### THE PROBLEM
Say how many lines contain the word "Overview" and give no other text.

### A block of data
__________________________________________________
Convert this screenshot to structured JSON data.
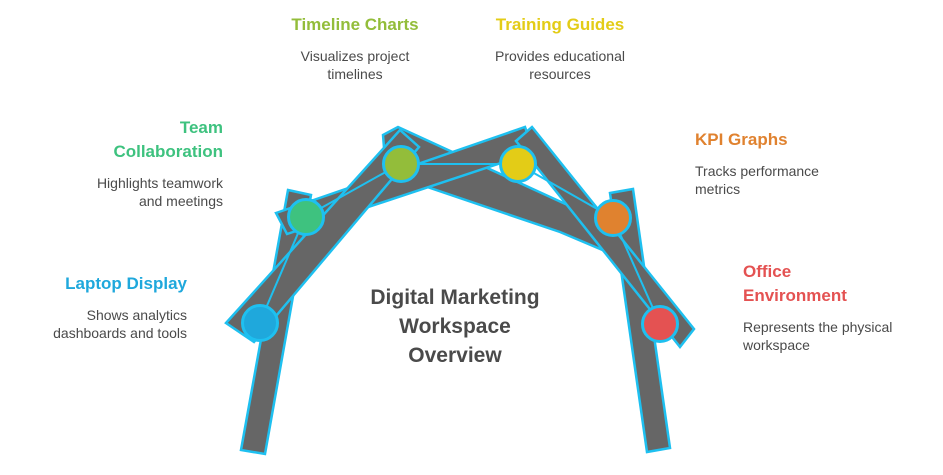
{
  "diagram": {
    "center_title": "Digital Marketing Workspace Overview",
    "center_lines": [
      "Digital Marketing",
      "Workspace",
      "Overview"
    ]
  },
  "nodes": [
    {
      "id": "laptop-display",
      "title": "Laptop Display",
      "desc_lines": [
        "Shows analytics",
        "dashboards and tools"
      ],
      "color": "#1FA8DC"
    },
    {
      "id": "team-collaboration",
      "title_lines": [
        "Team",
        "Collaboration"
      ],
      "title": "Team Collaboration",
      "desc_lines": [
        "Highlights teamwork",
        "and meetings"
      ],
      "color": "#3EC27F"
    },
    {
      "id": "timeline-charts",
      "title": "Timeline Charts",
      "desc_lines": [
        "Visualizes project",
        "timelines"
      ],
      "color": "#93BD3A"
    },
    {
      "id": "training-guides",
      "title": "Training Guides",
      "desc_lines": [
        "Provides educational",
        "resources"
      ],
      "color": "#E3CC17"
    },
    {
      "id": "kpi-graphs",
      "title": "KPI Graphs",
      "desc_lines": [
        "Tracks performance",
        "metrics"
      ],
      "color": "#E0822F"
    },
    {
      "id": "office-environment",
      "title_lines": [
        "Office",
        "Environment"
      ],
      "title": "Office Environment",
      "desc_lines": [
        "Represents the physical",
        "workspace"
      ],
      "color": "#E45252"
    }
  ],
  "colors": {
    "bar_fill": "#666666",
    "bar_stroke": "#1EC0F0",
    "text_dark": "#4a4a4a"
  }
}
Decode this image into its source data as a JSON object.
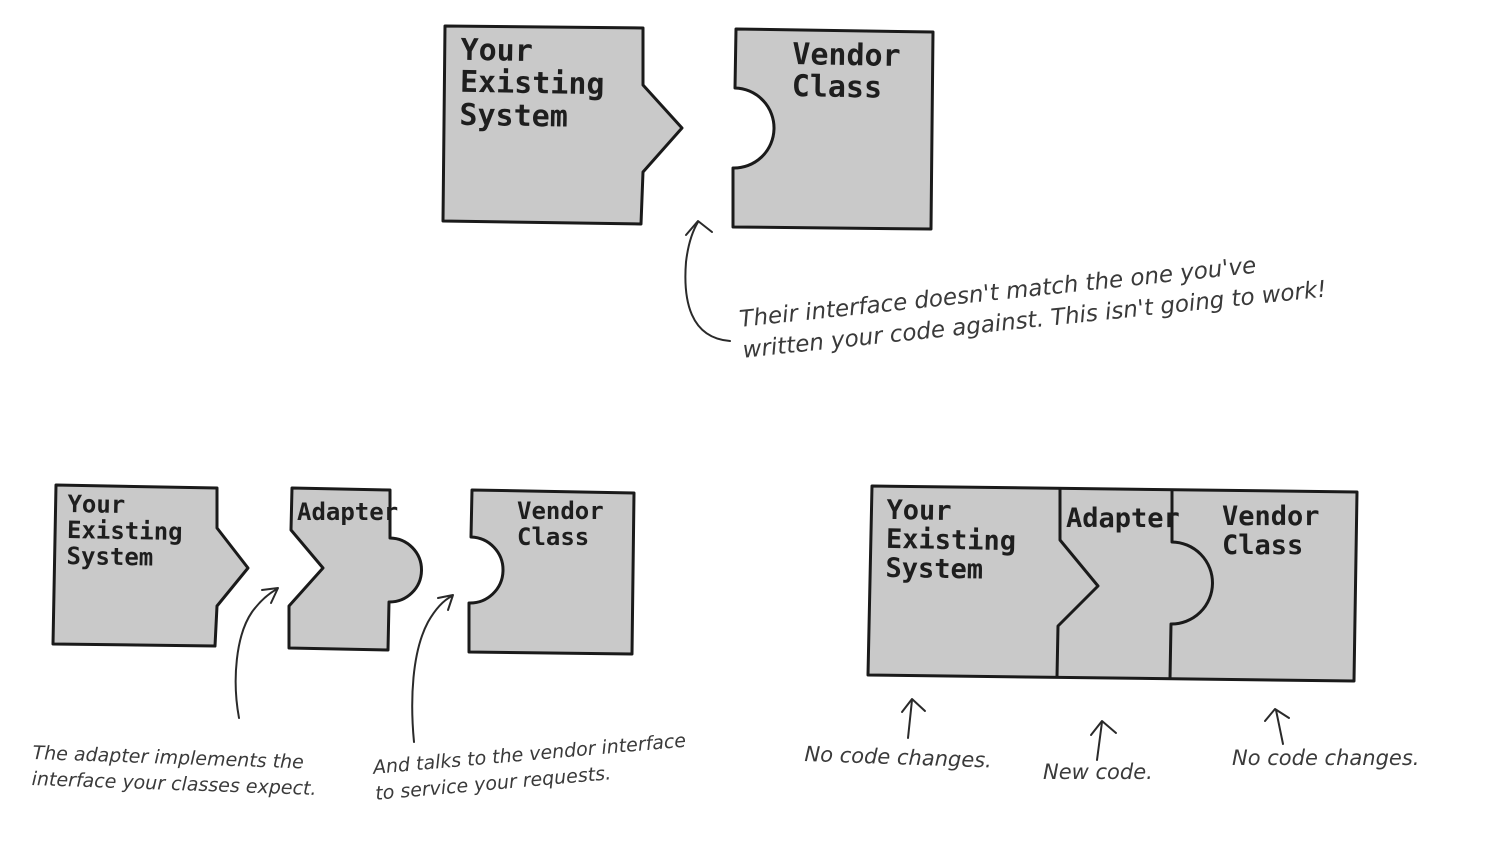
__________________________________________________
### SOLUTION FOR THIS EXERCISE
2